> **SOURCE MATERIAL**:
━━━━━━━━━━━━━━━━

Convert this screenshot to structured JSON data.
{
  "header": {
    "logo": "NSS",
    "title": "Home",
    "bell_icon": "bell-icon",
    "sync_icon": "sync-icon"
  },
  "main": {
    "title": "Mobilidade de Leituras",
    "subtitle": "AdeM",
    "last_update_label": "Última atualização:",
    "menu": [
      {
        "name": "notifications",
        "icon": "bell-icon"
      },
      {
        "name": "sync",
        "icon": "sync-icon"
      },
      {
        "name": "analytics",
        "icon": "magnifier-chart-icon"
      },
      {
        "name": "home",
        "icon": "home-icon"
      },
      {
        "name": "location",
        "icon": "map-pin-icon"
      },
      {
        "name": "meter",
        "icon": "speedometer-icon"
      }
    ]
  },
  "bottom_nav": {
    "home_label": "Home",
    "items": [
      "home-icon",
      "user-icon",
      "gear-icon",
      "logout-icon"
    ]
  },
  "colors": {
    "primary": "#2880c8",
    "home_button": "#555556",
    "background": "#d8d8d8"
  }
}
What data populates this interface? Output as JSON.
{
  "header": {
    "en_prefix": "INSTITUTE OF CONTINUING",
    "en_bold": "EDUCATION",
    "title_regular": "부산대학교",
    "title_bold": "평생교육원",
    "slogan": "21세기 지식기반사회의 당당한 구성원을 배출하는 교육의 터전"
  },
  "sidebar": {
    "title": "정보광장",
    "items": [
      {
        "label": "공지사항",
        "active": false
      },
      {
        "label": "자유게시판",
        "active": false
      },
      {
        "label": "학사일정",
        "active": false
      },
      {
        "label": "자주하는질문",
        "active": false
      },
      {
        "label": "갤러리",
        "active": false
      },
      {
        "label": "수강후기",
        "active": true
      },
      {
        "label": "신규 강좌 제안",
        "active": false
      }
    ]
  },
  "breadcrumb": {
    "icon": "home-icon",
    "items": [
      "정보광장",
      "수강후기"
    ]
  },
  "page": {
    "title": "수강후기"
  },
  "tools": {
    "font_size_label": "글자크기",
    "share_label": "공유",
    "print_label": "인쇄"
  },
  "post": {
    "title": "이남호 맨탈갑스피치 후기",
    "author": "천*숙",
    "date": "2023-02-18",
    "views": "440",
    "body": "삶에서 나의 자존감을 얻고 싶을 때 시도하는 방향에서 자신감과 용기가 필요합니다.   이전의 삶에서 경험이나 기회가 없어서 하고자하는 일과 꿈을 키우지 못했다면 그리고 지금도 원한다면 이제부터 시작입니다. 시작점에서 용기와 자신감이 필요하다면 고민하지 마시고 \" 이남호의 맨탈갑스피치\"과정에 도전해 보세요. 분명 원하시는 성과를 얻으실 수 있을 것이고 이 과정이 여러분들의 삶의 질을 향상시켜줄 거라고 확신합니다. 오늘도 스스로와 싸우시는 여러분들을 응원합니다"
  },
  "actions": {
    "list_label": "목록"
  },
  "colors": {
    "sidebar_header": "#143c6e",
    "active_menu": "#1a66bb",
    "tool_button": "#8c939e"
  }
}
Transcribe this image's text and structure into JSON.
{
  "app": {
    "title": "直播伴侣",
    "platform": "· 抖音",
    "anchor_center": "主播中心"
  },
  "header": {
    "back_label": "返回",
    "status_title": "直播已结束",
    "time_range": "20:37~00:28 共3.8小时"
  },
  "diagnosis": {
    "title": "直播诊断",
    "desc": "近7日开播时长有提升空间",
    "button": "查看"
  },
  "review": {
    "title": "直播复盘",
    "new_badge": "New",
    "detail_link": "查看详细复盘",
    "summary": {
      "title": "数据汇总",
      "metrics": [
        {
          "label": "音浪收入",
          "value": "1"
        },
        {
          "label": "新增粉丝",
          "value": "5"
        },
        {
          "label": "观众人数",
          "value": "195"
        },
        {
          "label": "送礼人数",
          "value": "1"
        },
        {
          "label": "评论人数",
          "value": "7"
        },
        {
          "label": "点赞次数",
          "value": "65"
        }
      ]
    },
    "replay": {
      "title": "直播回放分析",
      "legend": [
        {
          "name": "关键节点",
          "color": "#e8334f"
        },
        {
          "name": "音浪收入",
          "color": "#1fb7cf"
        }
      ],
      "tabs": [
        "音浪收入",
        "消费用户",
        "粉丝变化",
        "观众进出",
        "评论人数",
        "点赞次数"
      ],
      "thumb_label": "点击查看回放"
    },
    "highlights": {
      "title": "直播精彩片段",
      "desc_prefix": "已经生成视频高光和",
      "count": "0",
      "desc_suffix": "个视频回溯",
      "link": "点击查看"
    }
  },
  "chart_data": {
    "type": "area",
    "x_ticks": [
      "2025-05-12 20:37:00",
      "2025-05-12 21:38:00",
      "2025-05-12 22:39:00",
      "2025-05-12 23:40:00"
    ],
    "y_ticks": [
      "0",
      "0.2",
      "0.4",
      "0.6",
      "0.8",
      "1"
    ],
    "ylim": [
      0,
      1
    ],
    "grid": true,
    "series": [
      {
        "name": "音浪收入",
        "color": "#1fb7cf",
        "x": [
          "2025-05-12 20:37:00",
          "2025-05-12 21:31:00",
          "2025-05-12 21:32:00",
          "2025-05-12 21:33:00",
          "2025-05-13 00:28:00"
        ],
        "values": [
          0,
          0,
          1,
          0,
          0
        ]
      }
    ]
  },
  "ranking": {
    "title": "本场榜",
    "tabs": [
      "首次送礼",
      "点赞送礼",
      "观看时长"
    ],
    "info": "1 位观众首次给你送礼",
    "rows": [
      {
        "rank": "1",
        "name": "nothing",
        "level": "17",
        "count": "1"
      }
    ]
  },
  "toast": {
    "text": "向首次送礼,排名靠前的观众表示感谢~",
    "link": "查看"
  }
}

━━━━━━━━━━━━━━━━

> **GOAL**:
Exactly reproduce the material above.

> **RESPONSE TO THE EXERCISE**:
Convert this screenshot to structured JSON data.
{
  "header": {
    "logo": "NSS",
    "title": "Home",
    "bell_icon": "bell-icon",
    "sync_icon": "sync-icon"
  },
  "main": {
    "title": "Mobilidade de Leituras",
    "subtitle": "AdeM",
    "last_update_label": "Última atualização:",
    "menu": [
      {
        "name": "notifications",
        "icon": "bell-icon"
      },
      {
        "name": "sync",
        "icon": "sync-icon"
      },
      {
        "name": "analytics",
        "icon": "magnifier-chart-icon"
      },
      {
        "name": "home",
        "icon": "home-icon"
      },
      {
        "name": "location",
        "icon": "map-pin-icon"
      },
      {
        "name": "meter",
        "icon": "speedometer-icon"
      }
    ]
  },
  "bottom_nav": {
    "home_label": "Home",
    "items": [
      "home-icon",
      "user-icon",
      "gear-icon",
      "logout-icon"
    ]
  },
  "colors": {
    "primary": "#2880c8",
    "home_button": "#555556",
    "background": "#d8d8d8"
  }
}
What data populates this interface? Output as JSON.
{
  "header": {
    "en_prefix": "INSTITUTE OF CONTINUING",
    "en_bold": "EDUCATION",
    "title_regular": "부산대학교",
    "title_bold": "평생교육원",
    "slogan": "21세기 지식기반사회의 당당한 구성원을 배출하는 교육의 터전"
  },
  "sidebar": {
    "title": "정보광장",
    "items": [
      {
        "label": "공지사항",
        "active": false
      },
      {
        "label": "자유게시판",
        "active": false
      },
      {
        "label": "학사일정",
        "active": false
      },
      {
        "label": "자주하는질문",
        "active": false
      },
      {
        "label": "갤러리",
        "active": false
      },
      {
        "label": "수강후기",
        "active": true
      },
      {
        "label": "신규 강좌 제안",
        "active": false
      }
    ]
  },
  "breadcrumb": {
    "icon": "home-icon",
    "items": [
      "정보광장",
      "수강후기"
    ]
  },
  "page": {
    "title": "수강후기"
  },
  "tools": {
    "font_size_label": "글자크기",
    "share_label": "공유",
    "print_label": "인쇄"
  },
  "post": {
    "title": "이남호 맨탈갑스피치 후기",
    "author": "천*숙",
    "date": "2023-02-18",
    "views": "440",
    "body": "삶에서 나의 자존감을 얻고 싶을 때 시도하는 방향에서 자신감과 용기가 필요합니다.   이전의 삶에서 경험이나 기회가 없어서 하고자하는 일과 꿈을 키우지 못했다면 그리고 지금도 원한다면 이제부터 시작입니다. 시작점에서 용기와 자신감이 필요하다면 고민하지 마시고 \" 이남호의 맨탈갑스피치\"과정에 도전해 보세요. 분명 원하시는 성과를 얻으실 수 있을 것이고 이 과정이 여러분들의 삶의 질을 향상시켜줄 거라고 확신합니다. 오늘도 스스로와 싸우시는 여러분들을 응원합니다"
  },
  "actions": {
    "list_label": "목록"
  },
  "colors": {
    "sidebar_header": "#143c6e",
    "active_menu": "#1a66bb",
    "tool_button": "#8c939e"
  }
}
Transcribe this image's text and structure into JSON.
{
  "app": {
    "title": "直播伴侣",
    "platform": "· 抖音",
    "anchor_center": "主播中心"
  },
  "header": {
    "back_label": "返回",
    "status_title": "直播已结束",
    "time_range": "20:37~00:28 共3.8小时"
  },
  "diagnosis": {
    "title": "直播诊断",
    "desc": "近7日开播时长有提升空间",
    "button": "查看"
  },
  "review": {
    "title": "直播复盘",
    "new_badge": "New",
    "detail_link": "查看详细复盘",
    "summary": {
      "title": "数据汇总",
      "metrics": [
        {
          "label": "音浪收入",
          "value": "1"
        },
        {
          "label": "新增粉丝",
          "value": "5"
        },
        {
          "label": "观众人数",
          "value": "195"
        },
        {
          "label": "送礼人数",
          "value": "1"
        },
        {
          "label": "评论人数",
          "value": "7"
        },
        {
          "label": "点赞次数",
          "value": "65"
        }
      ]
    },
    "replay": {
      "title": "直播回放分析",
      "legend": [
        {
          "name": "关键节点",
          "color": "#e8334f"
        },
        {
          "name": "音浪收入",
          "color": "#1fb7cf"
        }
      ],
      "tabs": [
        "音浪收入",
        "消费用户",
        "粉丝变化",
        "观众进出",
        "评论人数",
        "点赞次数"
      ],
      "thumb_label": "点击查看回放"
    },
    "highlights": {
      "title": "直播精彩片段",
      "desc_prefix": "已经生成视频高光和",
      "count": "0",
      "desc_suffix": "个视频回溯",
      "link": "点击查看"
    }
  },
  "chart_data": {
    "type": "area",
    "x_ticks": [
      "2025-05-12 20:37:00",
      "2025-05-12 21:38:00",
      "2025-05-12 22:39:00",
      "2025-05-12 23:40:00"
    ],
    "y_ticks": [
      "0",
      "0.2",
      "0.4",
      "0.6",
      "0.8",
      "1"
    ],
    "ylim": [
      0,
      1
    ],
    "grid": true,
    "series": [
      {
        "name": "音浪收入",
        "color": "#1fb7cf",
        "x": [
          "2025-05-12 20:37:00",
          "2025-05-12 21:31:00",
          "2025-05-12 21:32:00",
          "2025-05-12 21:33:00",
          "2025-05-13 00:28:00"
        ],
        "values": [
          0,
          0,
          1,
          0,
          0
        ]
      }
    ]
  },
  "ranking": {
    "title": "本场榜",
    "tabs": [
      "首次送礼",
      "点赞送礼",
      "观看时长"
    ],
    "info": "1 位观众首次给你送礼",
    "rows": [
      {
        "rank": "1",
        "name": "nothing",
        "level": "17",
        "count": "1"
      }
    ]
  },
  "toast": {
    "text": "向首次送礼,排名靠前的观众表示感谢~",
    "link": "查看"
  }
}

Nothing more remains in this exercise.